Reproduce the data exactly.

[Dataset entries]

- - - - - - -

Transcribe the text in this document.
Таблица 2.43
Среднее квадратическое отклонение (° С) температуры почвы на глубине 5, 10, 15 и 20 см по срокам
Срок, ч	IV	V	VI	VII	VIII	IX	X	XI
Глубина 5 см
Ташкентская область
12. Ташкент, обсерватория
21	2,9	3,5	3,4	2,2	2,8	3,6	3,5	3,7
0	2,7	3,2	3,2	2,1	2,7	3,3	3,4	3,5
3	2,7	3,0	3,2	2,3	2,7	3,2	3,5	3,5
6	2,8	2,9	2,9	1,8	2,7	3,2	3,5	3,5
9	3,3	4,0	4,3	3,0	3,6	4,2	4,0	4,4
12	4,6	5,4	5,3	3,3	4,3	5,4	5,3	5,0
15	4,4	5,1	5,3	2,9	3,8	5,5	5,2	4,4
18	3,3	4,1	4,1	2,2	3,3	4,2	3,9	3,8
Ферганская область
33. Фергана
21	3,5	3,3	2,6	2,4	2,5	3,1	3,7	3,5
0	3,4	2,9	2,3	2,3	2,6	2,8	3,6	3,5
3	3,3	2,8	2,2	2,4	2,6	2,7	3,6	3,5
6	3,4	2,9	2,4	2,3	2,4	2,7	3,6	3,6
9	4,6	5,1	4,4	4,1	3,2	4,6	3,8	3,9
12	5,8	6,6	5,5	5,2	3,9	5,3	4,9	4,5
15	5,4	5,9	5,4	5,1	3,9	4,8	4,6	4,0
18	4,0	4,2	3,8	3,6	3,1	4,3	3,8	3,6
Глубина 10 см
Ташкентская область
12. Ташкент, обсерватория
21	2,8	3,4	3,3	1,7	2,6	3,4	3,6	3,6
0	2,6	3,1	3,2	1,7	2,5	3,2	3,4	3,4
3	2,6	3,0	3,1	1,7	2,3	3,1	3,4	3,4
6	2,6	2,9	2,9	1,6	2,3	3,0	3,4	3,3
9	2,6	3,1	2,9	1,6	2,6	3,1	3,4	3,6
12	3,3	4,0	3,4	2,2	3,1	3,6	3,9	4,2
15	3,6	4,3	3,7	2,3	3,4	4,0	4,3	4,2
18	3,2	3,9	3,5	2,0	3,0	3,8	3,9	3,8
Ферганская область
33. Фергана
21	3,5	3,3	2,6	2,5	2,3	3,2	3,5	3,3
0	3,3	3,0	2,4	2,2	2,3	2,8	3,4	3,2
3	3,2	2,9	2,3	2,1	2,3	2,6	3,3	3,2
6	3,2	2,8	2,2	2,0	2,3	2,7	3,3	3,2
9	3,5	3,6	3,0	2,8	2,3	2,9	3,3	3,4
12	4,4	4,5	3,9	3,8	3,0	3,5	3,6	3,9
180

- - - - - - -

COMPLETE ANSWER:
Transcribe the text in this document.
Таблица 2.43
Среднее квадратическое отклонение (° С) температуры почвы на глубине 5, 10, 15 и 20 см по срокам
Срок, ч	IV	V	VI	VII	VIII	IX	X	XI
Глубина 5 см
Ташкентская область
12. Ташкент, обсерватория
21	2,9	3,5	3,4	2,2	2,8	3,6	3,5	3,7
0	2,7	3,2	3,2	2,1	2,7	3,3	3,4	3,5
3	2,7	3,0	3,2	2,3	2,7	3,2	3,5	3,5
6	2,8	2,9	2,9	1,8	2,7	3,2	3,5	3,5
9	3,3	4,0	4,3	3,0	3,6	4,2	4,0	4,4
12	4,6	5,4	5,3	3,3	4,3	5,4	5,3	5,0
15	4,4	5,1	5,3	2,9	3,8	5,5	5,2	4,4
18	3,3	4,1	4,1	2,2	3,3	4,2	3,9	3,8
Ферганская область
33. Фергана
21	3,5	3,3	2,6	2,4	2,5	3,1	3,7	3,5
0	3,4	2,9	2,3	2,3	2,6	2,8	3,6	3,5
3	3,3	2,8	2,2	2,4	2,6	2,7	3,6	3,5
6	3,4	2,9	2,4	2,3	2,4	2,7	3,6	3,6
9	4,6	5,1	4,4	4,1	3,2	4,6	3,8	3,9
12	5,8	6,6	5,5	5,2	3,9	5,3	4,9	4,5
15	5,4	5,9	5,4	5,1	3,9	4,8	4,6	4,0
18	4,0	4,2	3,8	3,6	3,1	4,3	3,8	3,6
Глубина 10 см
Ташкентская область
12. Ташкент, обсерватория
21	2,8	3,4	3,3	1,7	2,6	3,4	3,6	3,6
0	2,6	3,1	3,2	1,7	2,5	3,2	3,4	3,4
3	2,6	3,0	3,1	1,7	2,3	3,1	3,4	3,4
6	2,6	2,9	2,9	1,6	2,3	3,0	3,4	3,3
9	2,6	3,1	2,9	1,6	2,6	3,1	3,4	3,6
12	3,3	4,0	3,4	2,2	3,1	3,6	3,9	4,2
15	3,6	4,3	3,7	2,3	3,4	4,0	4,3	4,2
18	3,2	3,9	3,5	2,0	3,0	3,8	3,9	3,8
Ферганская область
33. Фергана
21	3,5	3,3	2,6	2,5	2,3	3,2	3,5	3,3
0	3,3	3,0	2,4	2,2	2,3	2,8	3,4	3,2
3	3,2	2,9	2,3	2,1	2,3	2,6	3,3	3,2
6	3,2	2,8	2,2	2,0	2,3	2,7	3,3	3,2
9	3,5	3,6	3,0	2,8	2,3	2,9	3,3	3,4
12	4,4	4,5	3,9	3,8	3,0	3,5	3,6	3,9
180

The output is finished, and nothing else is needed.